Exercise directions: Output the full listing below exactly as it reads, and skip anything that is a picture.

Stored data
○ ○ ○ ○

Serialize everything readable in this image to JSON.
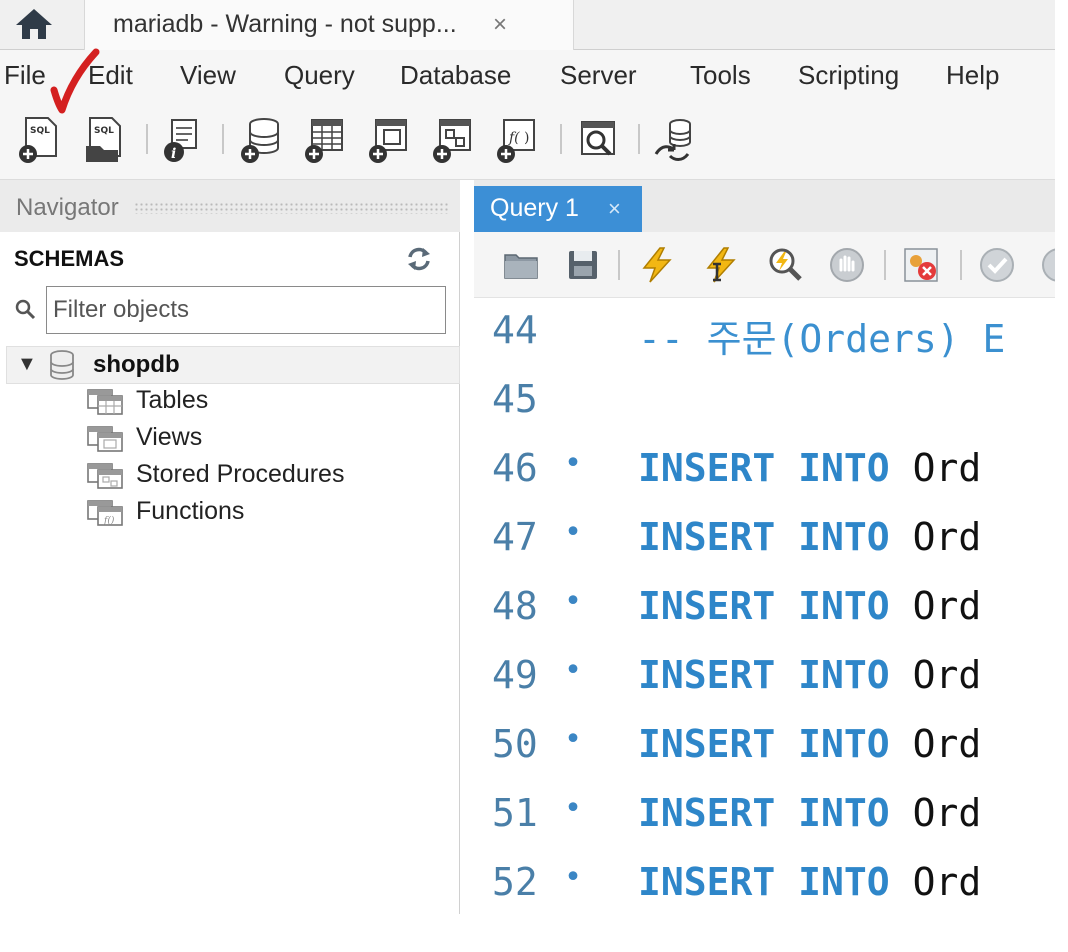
{
  "connection_tab": {
    "label": "mariadb - Warning - not supp...",
    "close": "×"
  },
  "menu": [
    "File",
    "Edit",
    "View",
    "Query",
    "Database",
    "Server",
    "Tools",
    "Scripting",
    "Help"
  ],
  "toolbar": {
    "icons": [
      "new-sql-tab-icon",
      "open-sql-script-icon",
      "inspector-icon",
      "create-schema-icon",
      "create-table-icon",
      "create-view-icon",
      "create-procedure-icon",
      "create-function-icon",
      "search-table-data-icon",
      "reconnect-icon"
    ]
  },
  "navigator": {
    "title": "Navigator",
    "schemas_label": "SCHEMAS",
    "filter_placeholder": "Filter objects",
    "schema": {
      "name": "shopdb",
      "expanded_glyph": "▼",
      "children": [
        "Tables",
        "Views",
        "Stored Procedures",
        "Functions"
      ]
    }
  },
  "editor": {
    "tab": {
      "label": "Query 1",
      "close": "×"
    },
    "lines": [
      {
        "num": "44",
        "dot": "",
        "kw": "",
        "rest": "-- 주문(Orders) E",
        "type": "comment"
      },
      {
        "num": "45",
        "dot": "",
        "kw": "",
        "rest": "",
        "type": "blank"
      },
      {
        "num": "46",
        "dot": "•",
        "kw": "INSERT INTO",
        "rest": "Ord",
        "type": "code"
      },
      {
        "num": "47",
        "dot": "•",
        "kw": "INSERT INTO",
        "rest": "Ord",
        "type": "code"
      },
      {
        "num": "48",
        "dot": "•",
        "kw": "INSERT INTO",
        "rest": "Ord",
        "type": "code"
      },
      {
        "num": "49",
        "dot": "•",
        "kw": "INSERT INTO",
        "rest": "Ord",
        "type": "code"
      },
      {
        "num": "50",
        "dot": "•",
        "kw": "INSERT INTO",
        "rest": "Ord",
        "type": "code"
      },
      {
        "num": "51",
        "dot": "•",
        "kw": "INSERT INTO",
        "rest": "Ord",
        "type": "code"
      },
      {
        "num": "52",
        "dot": "•",
        "kw": "INSERT INTO",
        "rest": "Ord",
        "type": "code"
      }
    ]
  },
  "colors": {
    "accent": "#3c8fd6",
    "keyword": "#2e86c9",
    "line_number": "#4a7fa8",
    "annotation_mark": "#d42020"
  }
}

○ ○ ○ ○

Exercise answer:
Serialize everything readable in this image to JSON.
{
  "connection_tab": {
    "label": "mariadb - Warning - not supp...",
    "close": "×"
  },
  "menu": [
    "File",
    "Edit",
    "View",
    "Query",
    "Database",
    "Server",
    "Tools",
    "Scripting",
    "Help"
  ],
  "toolbar": {
    "icons": [
      "new-sql-tab-icon",
      "open-sql-script-icon",
      "inspector-icon",
      "create-schema-icon",
      "create-table-icon",
      "create-view-icon",
      "create-procedure-icon",
      "create-function-icon",
      "search-table-data-icon",
      "reconnect-icon"
    ]
  },
  "navigator": {
    "title": "Navigator",
    "schemas_label": "SCHEMAS",
    "filter_placeholder": "Filter objects",
    "schema": {
      "name": "shopdb",
      "expanded_glyph": "▼",
      "children": [
        "Tables",
        "Views",
        "Stored Procedures",
        "Functions"
      ]
    }
  },
  "editor": {
    "tab": {
      "label": "Query 1",
      "close": "×"
    },
    "lines": [
      {
        "num": "44",
        "dot": "",
        "kw": "",
        "rest": "-- 주문(Orders) E",
        "type": "comment"
      },
      {
        "num": "45",
        "dot": "",
        "kw": "",
        "rest": "",
        "type": "blank"
      },
      {
        "num": "46",
        "dot": "•",
        "kw": "INSERT INTO",
        "rest": "Ord",
        "type": "code"
      },
      {
        "num": "47",
        "dot": "•",
        "kw": "INSERT INTO",
        "rest": "Ord",
        "type": "code"
      },
      {
        "num": "48",
        "dot": "•",
        "kw": "INSERT INTO",
        "rest": "Ord",
        "type": "code"
      },
      {
        "num": "49",
        "dot": "•",
        "kw": "INSERT INTO",
        "rest": "Ord",
        "type": "code"
      },
      {
        "num": "50",
        "dot": "•",
        "kw": "INSERT INTO",
        "rest": "Ord",
        "type": "code"
      },
      {
        "num": "51",
        "dot": "•",
        "kw": "INSERT INTO",
        "rest": "Ord",
        "type": "code"
      },
      {
        "num": "52",
        "dot": "•",
        "kw": "INSERT INTO",
        "rest": "Ord",
        "type": "code"
      }
    ]
  },
  "colors": {
    "accent": "#3c8fd6",
    "keyword": "#2e86c9",
    "line_number": "#4a7fa8",
    "annotation_mark": "#d42020"
  }
}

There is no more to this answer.